CHALLENGE> Give the entries back exactly, dropping each image.

DATA IN THIS EXERCISE>

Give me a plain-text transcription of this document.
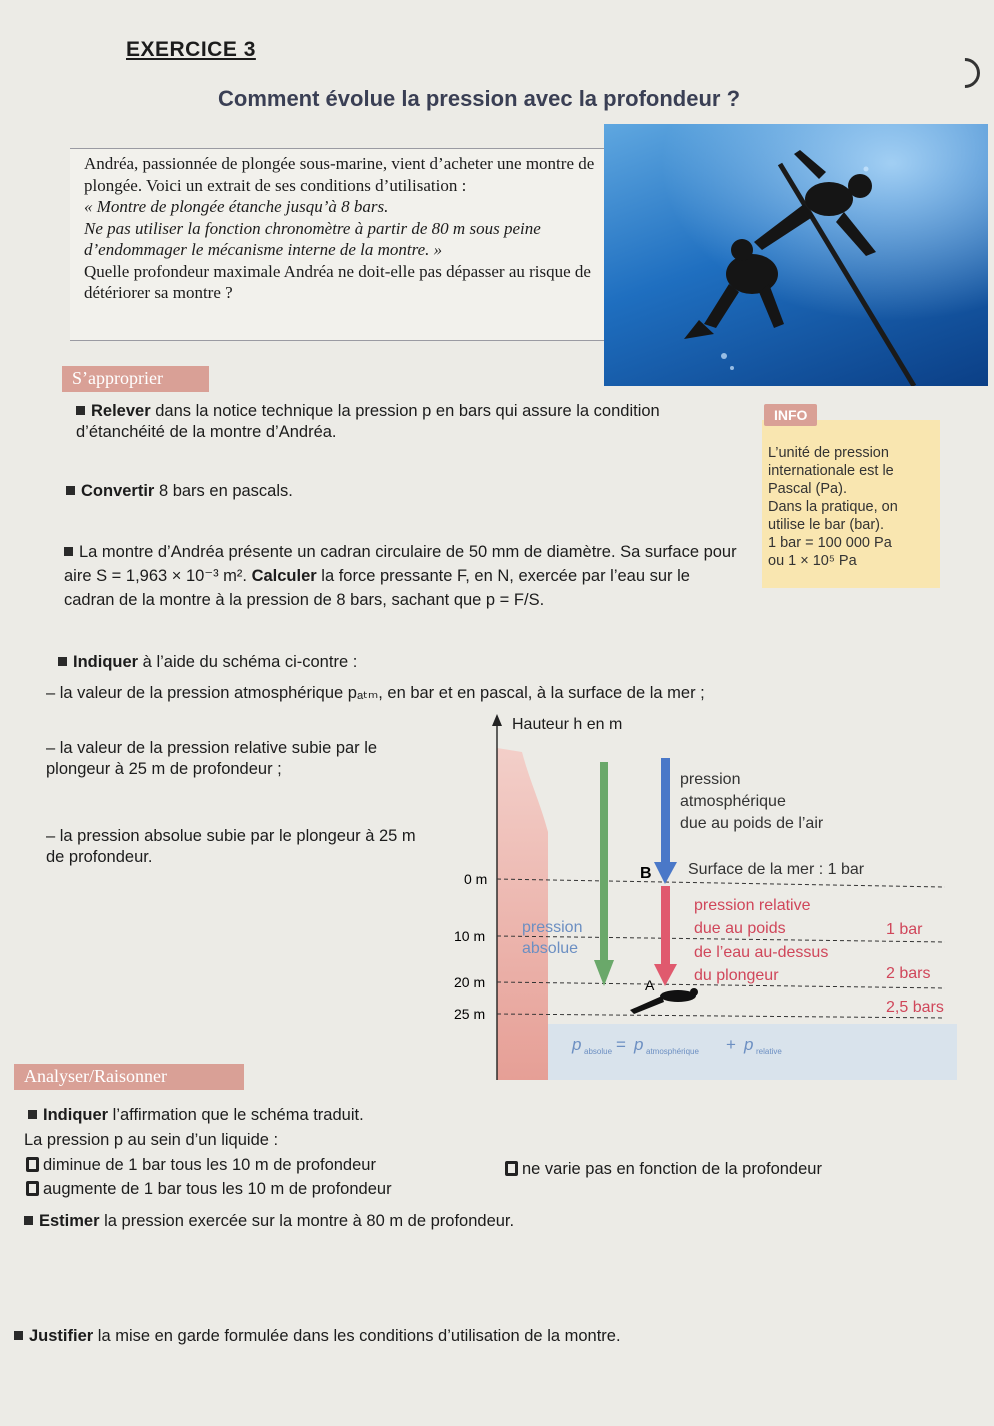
EXERCICE 3
Comment évolue la pression avec la profondeur ?

Andréa, passionnée de plongée sous-marine, vient d’acheter une montre de plongée. Voici un extrait de ses conditions d’utilisation :

« Montre de plongée étanche jusqu’à 8 bars.

Ne pas utiliser la fonction chronomètre à partir de 80 m sous peine d’endommager le mécanisme interne de la montre. »

Quelle profondeur maximale Andréa ne doit-elle pas dépasser au risque de détériorer sa montre ?

S’approprier
Relever dans la notice technique la pression p en bars qui assure la condition d’étanchéité de la montre d’Andréa.
L’unité de pression internationale est le Pascal (Pa).
Dans la pratique, on utilise le bar (bar).
1 bar = 100 000 Pa
ou 1 × 10⁵ Pa
INFO
Convertir 8 bars en pascals.
La montre d’Andréa présente un cadran circulaire de 50 mm de diamètre. Sa surface pour aire S = 1,963 × 10⁻³ m². Calculer la force pressante F, en N, exercée par l’eau sur le cadran de la montre à la pression de 8 bars, sachant que p = F/S.
Indiquer à l’aide du schéma ci-contre :
– la valeur de la pression atmosphérique pₐₜₘ, en bar et en pascal, à la surface de la mer ;
– la valeur de la pression relative subie par le plongeur à 25 m de profondeur ;
– la pression absolue subie par le plongeur à 25 m de profondeur.
Hauteur h en m
0 m
10 m
20 m
25 m
pression
absolue
pression
atmosphérique
due au poids de l’air
B Surface de la mer : 1 bar
pression relative
due au poids
de l’eau au-dessus
du plongeur
1 bar
2 bars
2,5 bars
A
p absolue = p atmosphérique + p relative
Analyser/Raisonner
Indiquer l’affirmation que le schéma traduit.
La pression p au sein d’un liquide :
diminue de 1 bar tous les 10 m de profondeur
augmente de 1 bar tous les 10 m de profondeur
ne varie pas en fonction de la profondeur
Estimer la pression exercée sur la montre à 80 m de profondeur.
Justifier la mise en garde formulée dans les conditions d’utilisation de la montre.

THE COMPLETED TASK>
Give me a plain-text transcription of this document.
EXERCICE 3
Comment évolue la pression avec la profondeur ?

Andréa, passionnée de plongée sous-marine, vient d’acheter une montre de plongée. Voici un extrait de ses conditions d’utilisation :

« Montre de plongée étanche jusqu’à 8 bars.

Ne pas utiliser la fonction chronomètre à partir de 80 m sous peine d’endommager le mécanisme interne de la montre. »

Quelle profondeur maximale Andréa ne doit-elle pas dépasser au risque de détériorer sa montre ?

S’approprier
Relever dans la notice technique la pression p en bars qui assure la condition d’étanchéité de la montre d’Andréa.
L’unité de pression internationale est le Pascal (Pa).
Dans la pratique, on utilise le bar (bar).
1 bar = 100 000 Pa
ou 1 × 10⁵ Pa
INFO
Convertir 8 bars en pascals.
La montre d’Andréa présente un cadran circulaire de 50 mm de diamètre. Sa surface pour aire S = 1,963 × 10⁻³ m². Calculer la force pressante F, en N, exercée par l’eau sur le cadran de la montre à la pression de 8 bars, sachant que p = F/S.
Indiquer à l’aide du schéma ci-contre :
– la valeur de la pression atmosphérique pₐₜₘ, en bar et en pascal, à la surface de la mer ;
– la valeur de la pression relative subie par le plongeur à 25 m de profondeur ;
– la pression absolue subie par le plongeur à 25 m de profondeur.
Hauteur h en m
0 m
10 m
20 m
25 m
pression
absolue
pression
atmosphérique
due au poids de l’air
B Surface de la mer : 1 bar
pression relative
due au poids
de l’eau au-dessus
du plongeur
1 bar
2 bars
2,5 bars
A
p absolue = p atmosphérique + p relative
Analyser/Raisonner
Indiquer l’affirmation que le schéma traduit.
La pression p au sein d’un liquide :
diminue de 1 bar tous les 10 m de profondeur
augmente de 1 bar tous les 10 m de profondeur
ne varie pas en fonction de la profondeur
Estimer la pression exercée sur la montre à 80 m de profondeur.
Justifier la mise en garde formulée dans les conditions d’utilisation de la montre.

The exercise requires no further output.